> **Short task**: Find all lines in the listing that include the word "范增数目项王", then copy them.

— Start of Record list —

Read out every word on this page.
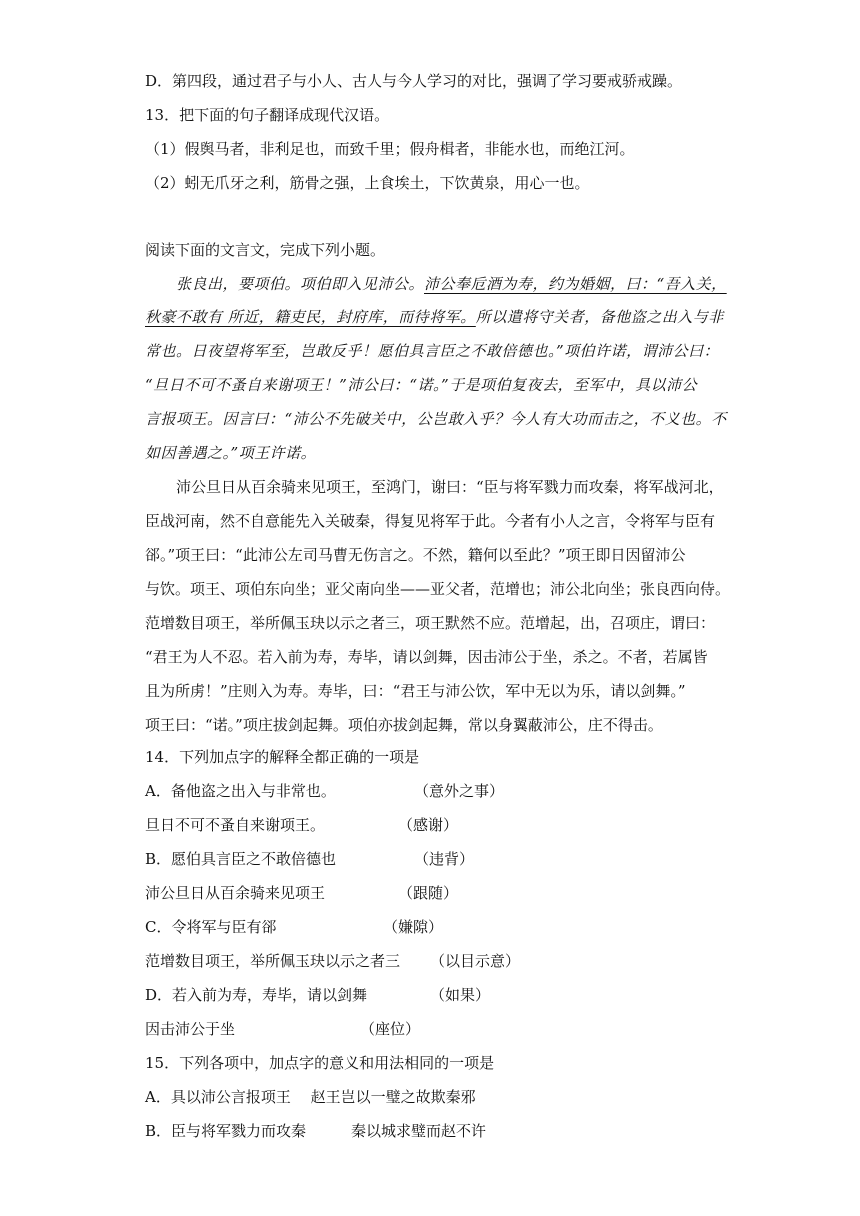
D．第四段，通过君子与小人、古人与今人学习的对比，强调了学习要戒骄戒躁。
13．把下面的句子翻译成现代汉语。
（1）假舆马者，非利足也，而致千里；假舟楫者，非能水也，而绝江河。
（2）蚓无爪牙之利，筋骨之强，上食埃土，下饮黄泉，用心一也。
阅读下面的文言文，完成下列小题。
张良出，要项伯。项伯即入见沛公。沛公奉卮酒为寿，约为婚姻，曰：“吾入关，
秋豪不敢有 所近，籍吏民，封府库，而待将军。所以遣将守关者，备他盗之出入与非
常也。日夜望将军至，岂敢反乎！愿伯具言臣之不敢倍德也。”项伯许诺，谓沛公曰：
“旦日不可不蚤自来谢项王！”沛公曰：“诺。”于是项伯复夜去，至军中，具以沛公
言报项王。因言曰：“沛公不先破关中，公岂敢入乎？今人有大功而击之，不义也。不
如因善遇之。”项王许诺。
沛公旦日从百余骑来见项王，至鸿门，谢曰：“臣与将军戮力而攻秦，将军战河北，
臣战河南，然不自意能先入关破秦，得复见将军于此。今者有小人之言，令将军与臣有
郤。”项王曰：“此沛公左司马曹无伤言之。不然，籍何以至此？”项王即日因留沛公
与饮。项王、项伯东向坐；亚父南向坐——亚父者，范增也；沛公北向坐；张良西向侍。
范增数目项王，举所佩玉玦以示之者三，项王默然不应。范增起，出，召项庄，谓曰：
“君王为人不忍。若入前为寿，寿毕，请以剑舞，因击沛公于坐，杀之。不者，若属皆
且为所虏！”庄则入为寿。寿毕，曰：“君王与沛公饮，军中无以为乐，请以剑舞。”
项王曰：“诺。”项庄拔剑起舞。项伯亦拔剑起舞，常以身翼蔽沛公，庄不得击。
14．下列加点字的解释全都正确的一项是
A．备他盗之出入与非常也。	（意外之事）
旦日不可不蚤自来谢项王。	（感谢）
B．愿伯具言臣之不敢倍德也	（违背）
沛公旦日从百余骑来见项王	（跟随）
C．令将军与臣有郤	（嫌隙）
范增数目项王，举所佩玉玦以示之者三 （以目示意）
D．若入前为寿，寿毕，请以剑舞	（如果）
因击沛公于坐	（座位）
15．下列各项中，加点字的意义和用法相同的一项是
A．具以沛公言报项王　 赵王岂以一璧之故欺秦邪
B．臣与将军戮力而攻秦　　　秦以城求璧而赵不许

— End of Record list —

> **Written response**:
范增数目项王，举所佩玉玦以示之者三，项王默然不应。范增起，出，召项庄，谓曰：
范增数目项王，举所佩玉玦以示之者三 （以目示意）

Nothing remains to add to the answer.